Return the material word for word. Do not include the pictures.
···
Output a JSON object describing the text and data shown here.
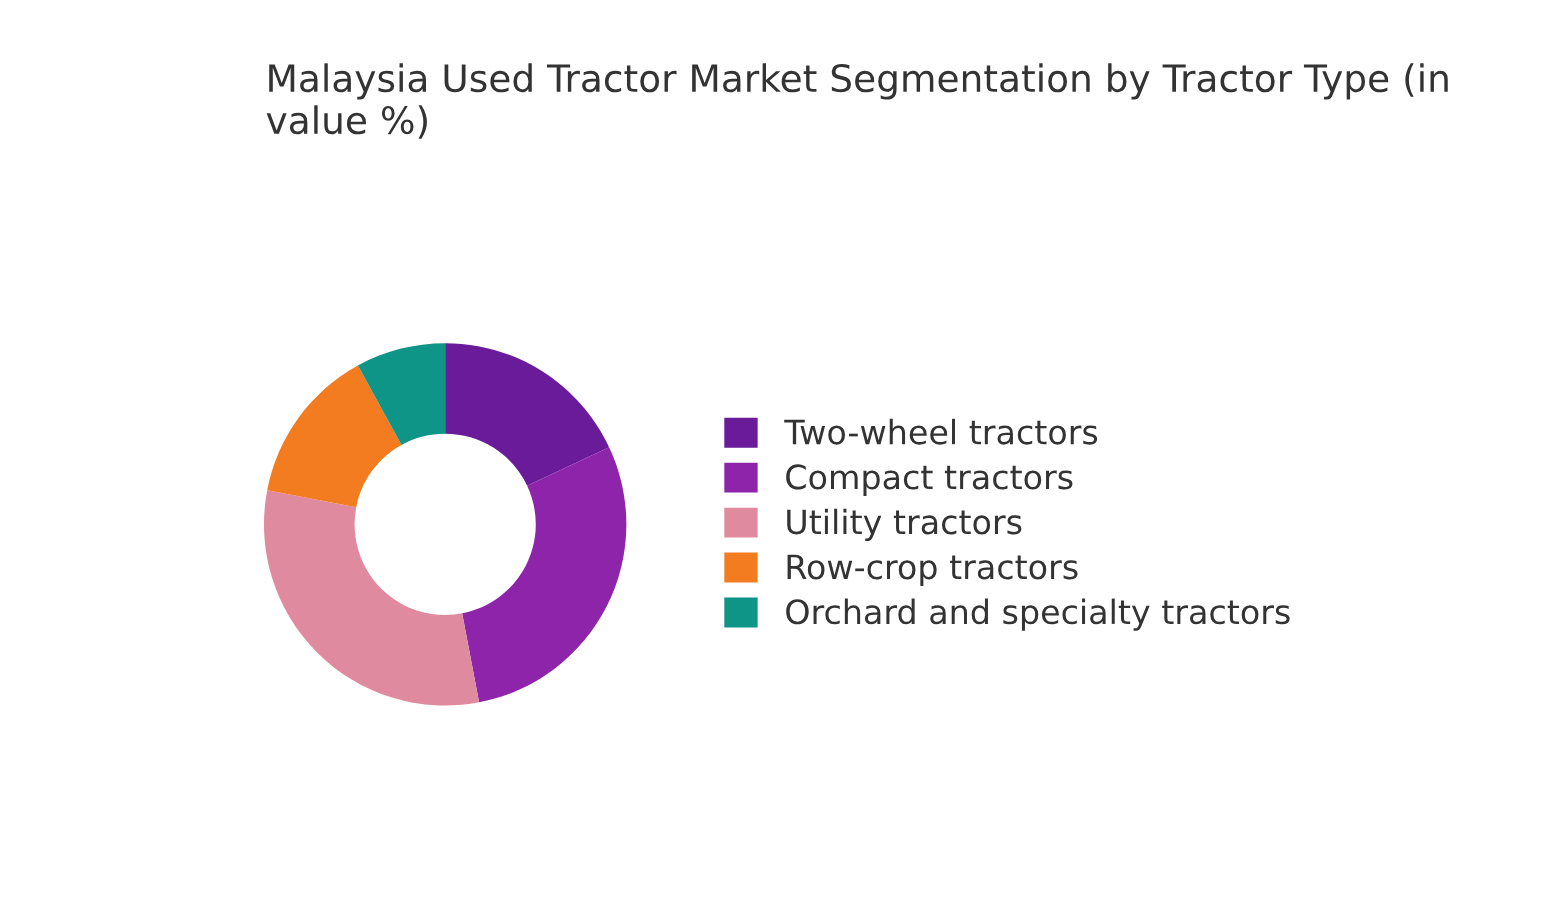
{
  "chart_data": {
    "type": "donut",
    "title": "Malaysia Used Tractor Market Segmentation by Tractor Type (in value %)",
    "categories": [
      "Two-wheel tractors",
      "Compact tractors",
      "Utility tractors",
      "Row-crop tractors",
      "Orchard and specialty tractors"
    ],
    "values": [
      18,
      29,
      31,
      14,
      8
    ],
    "colors": [
      "#6a1b9a",
      "#8e24aa",
      "#e08aa0",
      "#f47c20",
      "#0f9488"
    ],
    "legend": "right"
  }
}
···
▸ REPLY
Output a JSON object describing the text and data shown here.
{
  "chart_data": {
    "type": "donut",
    "title": "Malaysia Used Tractor Market Segmentation by Tractor Type (in value %)",
    "categories": [
      "Two-wheel tractors",
      "Compact tractors",
      "Utility tractors",
      "Row-crop tractors",
      "Orchard and specialty tractors"
    ],
    "values": [
      18,
      29,
      31,
      14,
      8
    ],
    "colors": [
      "#6a1b9a",
      "#8e24aa",
      "#e08aa0",
      "#f47c20",
      "#0f9488"
    ],
    "legend": "right"
  }
}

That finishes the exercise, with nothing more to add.